§ Work to complete
Find the number of lines containing the string "ARRETE" in the data. Answer with the number by itself.

Dataset excerpt:
──────────
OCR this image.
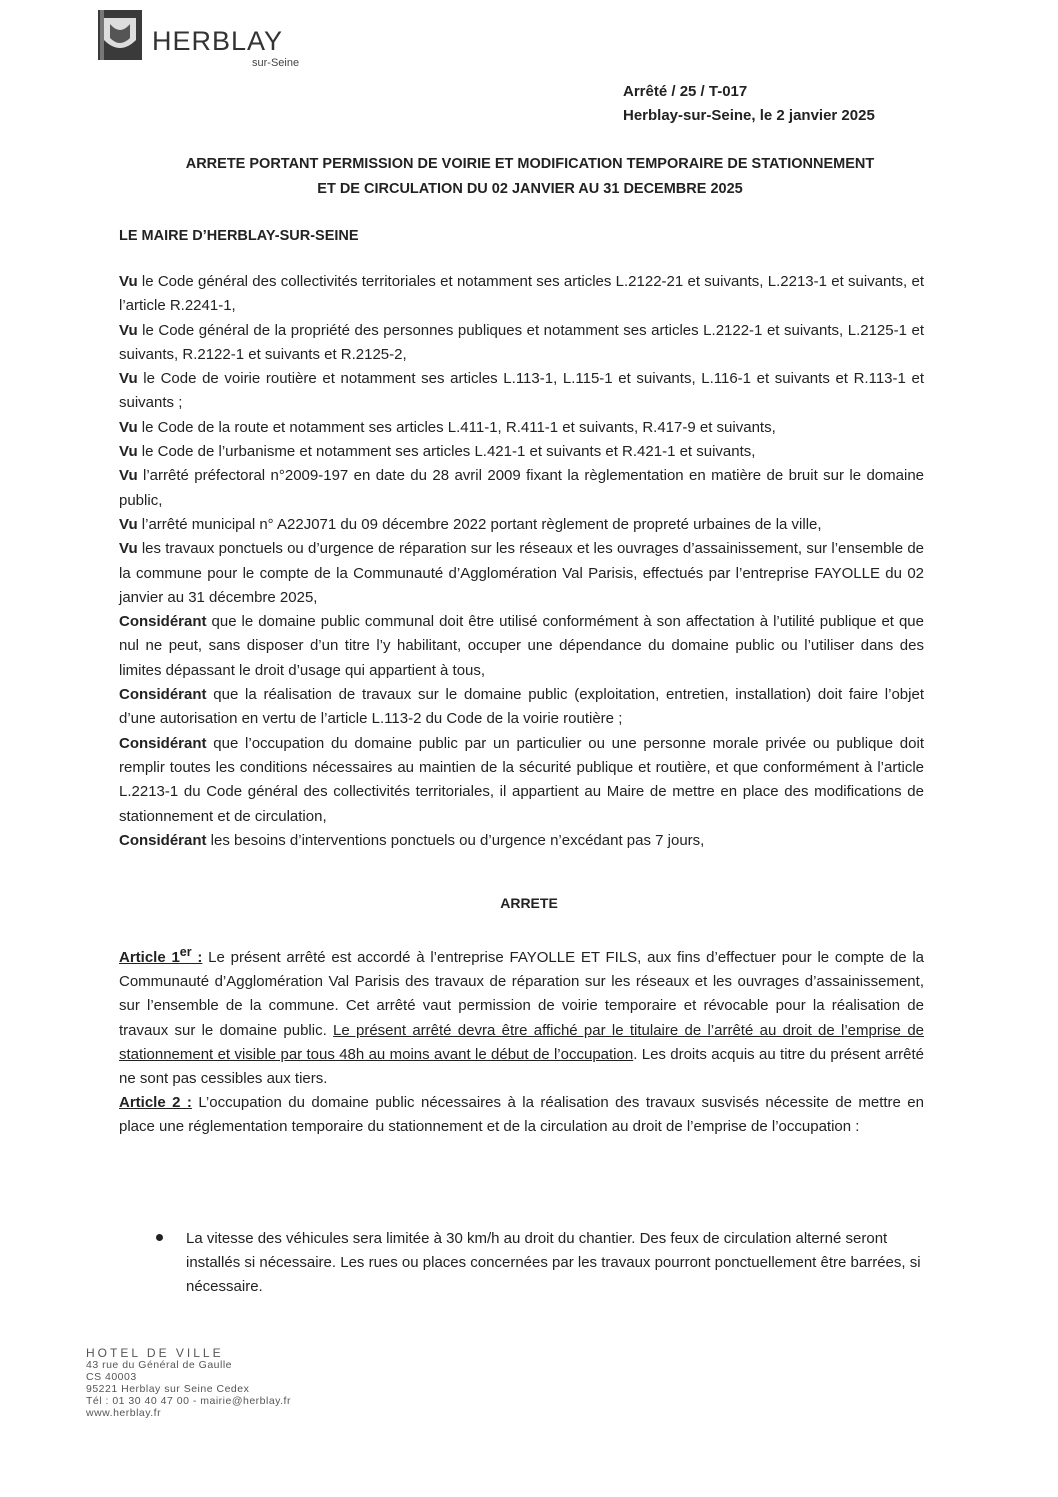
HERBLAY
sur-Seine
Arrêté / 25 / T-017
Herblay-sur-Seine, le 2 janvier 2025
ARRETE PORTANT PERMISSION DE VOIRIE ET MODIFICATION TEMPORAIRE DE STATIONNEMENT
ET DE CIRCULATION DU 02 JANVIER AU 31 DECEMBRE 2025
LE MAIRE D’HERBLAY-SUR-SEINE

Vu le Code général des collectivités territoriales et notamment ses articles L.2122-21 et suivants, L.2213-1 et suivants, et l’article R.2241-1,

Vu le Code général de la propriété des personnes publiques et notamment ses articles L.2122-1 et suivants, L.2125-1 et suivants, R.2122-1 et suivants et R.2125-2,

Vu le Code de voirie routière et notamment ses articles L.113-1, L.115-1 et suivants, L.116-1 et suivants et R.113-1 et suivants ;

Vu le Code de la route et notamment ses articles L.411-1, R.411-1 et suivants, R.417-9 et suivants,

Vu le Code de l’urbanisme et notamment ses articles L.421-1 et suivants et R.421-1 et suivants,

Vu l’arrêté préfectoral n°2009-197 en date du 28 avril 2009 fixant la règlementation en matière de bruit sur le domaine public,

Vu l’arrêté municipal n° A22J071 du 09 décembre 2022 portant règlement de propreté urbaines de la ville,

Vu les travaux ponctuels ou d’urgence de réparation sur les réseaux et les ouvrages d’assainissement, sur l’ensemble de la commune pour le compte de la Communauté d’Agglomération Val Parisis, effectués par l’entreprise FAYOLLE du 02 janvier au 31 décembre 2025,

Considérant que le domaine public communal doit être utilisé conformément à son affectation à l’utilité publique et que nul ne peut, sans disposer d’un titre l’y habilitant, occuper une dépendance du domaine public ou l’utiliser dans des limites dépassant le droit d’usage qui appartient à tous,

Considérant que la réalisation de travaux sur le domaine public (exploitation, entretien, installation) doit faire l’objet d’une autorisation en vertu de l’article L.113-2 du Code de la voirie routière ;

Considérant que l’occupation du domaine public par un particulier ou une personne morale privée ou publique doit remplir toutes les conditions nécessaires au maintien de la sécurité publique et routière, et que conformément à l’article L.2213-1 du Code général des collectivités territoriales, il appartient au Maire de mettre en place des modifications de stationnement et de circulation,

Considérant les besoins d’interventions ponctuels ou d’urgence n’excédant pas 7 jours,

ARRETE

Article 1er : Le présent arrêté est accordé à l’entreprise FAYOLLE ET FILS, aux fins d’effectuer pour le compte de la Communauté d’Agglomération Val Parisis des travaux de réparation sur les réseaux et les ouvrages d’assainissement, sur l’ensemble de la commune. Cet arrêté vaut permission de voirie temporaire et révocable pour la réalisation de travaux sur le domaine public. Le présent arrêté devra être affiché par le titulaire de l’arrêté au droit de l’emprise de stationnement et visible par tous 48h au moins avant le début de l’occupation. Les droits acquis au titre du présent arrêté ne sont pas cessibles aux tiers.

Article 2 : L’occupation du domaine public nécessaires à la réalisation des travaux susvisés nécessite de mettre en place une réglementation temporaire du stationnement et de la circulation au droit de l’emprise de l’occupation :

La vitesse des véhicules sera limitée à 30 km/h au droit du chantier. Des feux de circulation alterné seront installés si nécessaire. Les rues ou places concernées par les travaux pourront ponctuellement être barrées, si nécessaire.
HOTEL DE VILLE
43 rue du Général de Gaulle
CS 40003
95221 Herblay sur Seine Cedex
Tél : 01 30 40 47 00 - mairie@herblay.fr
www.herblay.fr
──────────
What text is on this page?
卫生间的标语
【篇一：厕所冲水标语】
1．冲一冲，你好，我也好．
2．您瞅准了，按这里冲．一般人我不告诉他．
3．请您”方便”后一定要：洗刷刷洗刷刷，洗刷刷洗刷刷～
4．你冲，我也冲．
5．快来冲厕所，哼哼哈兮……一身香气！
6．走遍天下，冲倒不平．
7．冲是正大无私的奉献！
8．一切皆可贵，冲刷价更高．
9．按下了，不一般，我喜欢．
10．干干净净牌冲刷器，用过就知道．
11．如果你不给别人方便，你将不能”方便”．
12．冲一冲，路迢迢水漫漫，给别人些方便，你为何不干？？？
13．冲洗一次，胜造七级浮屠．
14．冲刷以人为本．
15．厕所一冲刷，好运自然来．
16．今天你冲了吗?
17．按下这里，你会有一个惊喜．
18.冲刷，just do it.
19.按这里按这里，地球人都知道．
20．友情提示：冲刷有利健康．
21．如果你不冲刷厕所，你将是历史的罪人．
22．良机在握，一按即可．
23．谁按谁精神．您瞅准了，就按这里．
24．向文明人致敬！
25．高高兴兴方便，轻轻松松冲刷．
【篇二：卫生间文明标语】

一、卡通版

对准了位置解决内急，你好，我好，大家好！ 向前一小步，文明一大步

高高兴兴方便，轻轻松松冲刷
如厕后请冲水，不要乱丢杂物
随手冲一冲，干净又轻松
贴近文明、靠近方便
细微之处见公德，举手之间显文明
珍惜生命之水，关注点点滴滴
──────────
§ Answer for the task
2